> **Instructions for the task**
Give a verbatim quotation of every record.

(Items from a dataset)

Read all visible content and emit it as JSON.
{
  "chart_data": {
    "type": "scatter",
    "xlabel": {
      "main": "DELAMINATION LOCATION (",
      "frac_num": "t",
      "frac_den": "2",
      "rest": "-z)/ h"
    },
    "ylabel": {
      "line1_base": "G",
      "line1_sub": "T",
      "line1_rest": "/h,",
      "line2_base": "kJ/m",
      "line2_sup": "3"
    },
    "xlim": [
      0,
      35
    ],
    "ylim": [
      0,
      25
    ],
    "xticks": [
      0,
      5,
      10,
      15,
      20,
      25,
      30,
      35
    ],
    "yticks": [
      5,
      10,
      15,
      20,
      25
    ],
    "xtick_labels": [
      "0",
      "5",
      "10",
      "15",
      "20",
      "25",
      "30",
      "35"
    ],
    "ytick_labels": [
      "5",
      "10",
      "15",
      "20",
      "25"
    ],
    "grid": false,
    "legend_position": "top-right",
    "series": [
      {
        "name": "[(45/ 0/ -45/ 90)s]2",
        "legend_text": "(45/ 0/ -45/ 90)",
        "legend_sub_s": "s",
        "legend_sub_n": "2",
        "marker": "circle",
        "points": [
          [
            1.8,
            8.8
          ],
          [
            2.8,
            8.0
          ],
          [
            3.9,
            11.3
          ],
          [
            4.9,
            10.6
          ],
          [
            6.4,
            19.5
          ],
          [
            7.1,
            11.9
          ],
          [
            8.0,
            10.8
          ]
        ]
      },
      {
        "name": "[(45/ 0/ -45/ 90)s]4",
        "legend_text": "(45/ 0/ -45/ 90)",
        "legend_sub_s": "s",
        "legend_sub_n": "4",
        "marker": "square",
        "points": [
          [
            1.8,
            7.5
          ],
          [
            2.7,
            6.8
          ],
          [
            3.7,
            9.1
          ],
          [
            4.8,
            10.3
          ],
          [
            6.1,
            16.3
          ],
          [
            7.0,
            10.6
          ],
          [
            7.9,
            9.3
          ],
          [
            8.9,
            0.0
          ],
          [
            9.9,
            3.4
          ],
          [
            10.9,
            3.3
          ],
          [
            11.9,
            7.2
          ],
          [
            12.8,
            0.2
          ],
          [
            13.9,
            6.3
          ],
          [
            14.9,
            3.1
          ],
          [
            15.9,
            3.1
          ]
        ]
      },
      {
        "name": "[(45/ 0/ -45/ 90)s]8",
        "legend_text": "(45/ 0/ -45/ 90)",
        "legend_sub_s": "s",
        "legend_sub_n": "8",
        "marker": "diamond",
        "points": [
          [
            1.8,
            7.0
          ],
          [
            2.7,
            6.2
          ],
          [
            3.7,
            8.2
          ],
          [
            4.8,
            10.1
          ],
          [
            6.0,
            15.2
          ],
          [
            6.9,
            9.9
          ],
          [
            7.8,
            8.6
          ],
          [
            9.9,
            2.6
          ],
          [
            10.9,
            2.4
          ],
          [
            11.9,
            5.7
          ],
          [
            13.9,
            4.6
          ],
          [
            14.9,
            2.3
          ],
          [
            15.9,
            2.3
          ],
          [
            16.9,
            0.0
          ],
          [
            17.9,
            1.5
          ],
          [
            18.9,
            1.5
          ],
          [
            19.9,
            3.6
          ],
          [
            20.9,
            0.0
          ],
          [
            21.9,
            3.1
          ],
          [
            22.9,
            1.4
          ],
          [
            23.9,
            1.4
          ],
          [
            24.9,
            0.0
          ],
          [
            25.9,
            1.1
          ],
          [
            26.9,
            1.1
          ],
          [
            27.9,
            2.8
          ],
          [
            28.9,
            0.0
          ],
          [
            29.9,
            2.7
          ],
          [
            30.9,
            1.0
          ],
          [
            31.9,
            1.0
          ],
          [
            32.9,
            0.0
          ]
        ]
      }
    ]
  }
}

> **Full answer**
Read all visible content and emit it as JSON.
{
  "chart_data": {
    "type": "scatter",
    "xlabel": {
      "main": "DELAMINATION LOCATION (",
      "frac_num": "t",
      "frac_den": "2",
      "rest": "-z)/ h"
    },
    "ylabel": {
      "line1_base": "G",
      "line1_sub": "T",
      "line1_rest": "/h,",
      "line2_base": "kJ/m",
      "line2_sup": "3"
    },
    "xlim": [
      0,
      35
    ],
    "ylim": [
      0,
      25
    ],
    "xticks": [
      0,
      5,
      10,
      15,
      20,
      25,
      30,
      35
    ],
    "yticks": [
      5,
      10,
      15,
      20,
      25
    ],
    "xtick_labels": [
      "0",
      "5",
      "10",
      "15",
      "20",
      "25",
      "30",
      "35"
    ],
    "ytick_labels": [
      "5",
      "10",
      "15",
      "20",
      "25"
    ],
    "grid": false,
    "legend_position": "top-right",
    "series": [
      {
        "name": "[(45/ 0/ -45/ 90)s]2",
        "legend_text": "(45/ 0/ -45/ 90)",
        "legend_sub_s": "s",
        "legend_sub_n": "2",
        "marker": "circle",
        "points": [
          [
            1.8,
            8.8
          ],
          [
            2.8,
            8.0
          ],
          [
            3.9,
            11.3
          ],
          [
            4.9,
            10.6
          ],
          [
            6.4,
            19.5
          ],
          [
            7.1,
            11.9
          ],
          [
            8.0,
            10.8
          ]
        ]
      },
      {
        "name": "[(45/ 0/ -45/ 90)s]4",
        "legend_text": "(45/ 0/ -45/ 90)",
        "legend_sub_s": "s",
        "legend_sub_n": "4",
        "marker": "square",
        "points": [
          [
            1.8,
            7.5
          ],
          [
            2.7,
            6.8
          ],
          [
            3.7,
            9.1
          ],
          [
            4.8,
            10.3
          ],
          [
            6.1,
            16.3
          ],
          [
            7.0,
            10.6
          ],
          [
            7.9,
            9.3
          ],
          [
            8.9,
            0.0
          ],
          [
            9.9,
            3.4
          ],
          [
            10.9,
            3.3
          ],
          [
            11.9,
            7.2
          ],
          [
            12.8,
            0.2
          ],
          [
            13.9,
            6.3
          ],
          [
            14.9,
            3.1
          ],
          [
            15.9,
            3.1
          ]
        ]
      },
      {
        "name": "[(45/ 0/ -45/ 90)s]8",
        "legend_text": "(45/ 0/ -45/ 90)",
        "legend_sub_s": "s",
        "legend_sub_n": "8",
        "marker": "diamond",
        "points": [
          [
            1.8,
            7.0
          ],
          [
            2.7,
            6.2
          ],
          [
            3.7,
            8.2
          ],
          [
            4.8,
            10.1
          ],
          [
            6.0,
            15.2
          ],
          [
            6.9,
            9.9
          ],
          [
            7.8,
            8.6
          ],
          [
            9.9,
            2.6
          ],
          [
            10.9,
            2.4
          ],
          [
            11.9,
            5.7
          ],
          [
            13.9,
            4.6
          ],
          [
            14.9,
            2.3
          ],
          [
            15.9,
            2.3
          ],
          [
            16.9,
            0.0
          ],
          [
            17.9,
            1.5
          ],
          [
            18.9,
            1.5
          ],
          [
            19.9,
            3.6
          ],
          [
            20.9,
            0.0
          ],
          [
            21.9,
            3.1
          ],
          [
            22.9,
            1.4
          ],
          [
            23.9,
            1.4
          ],
          [
            24.9,
            0.0
          ],
          [
            25.9,
            1.1
          ],
          [
            26.9,
            1.1
          ],
          [
            27.9,
            2.8
          ],
          [
            28.9,
            0.0
          ],
          [
            29.9,
            2.7
          ],
          [
            30.9,
            1.0
          ],
          [
            31.9,
            1.0
          ],
          [
            32.9,
            0.0
          ]
        ]
      }
    ]
  }
}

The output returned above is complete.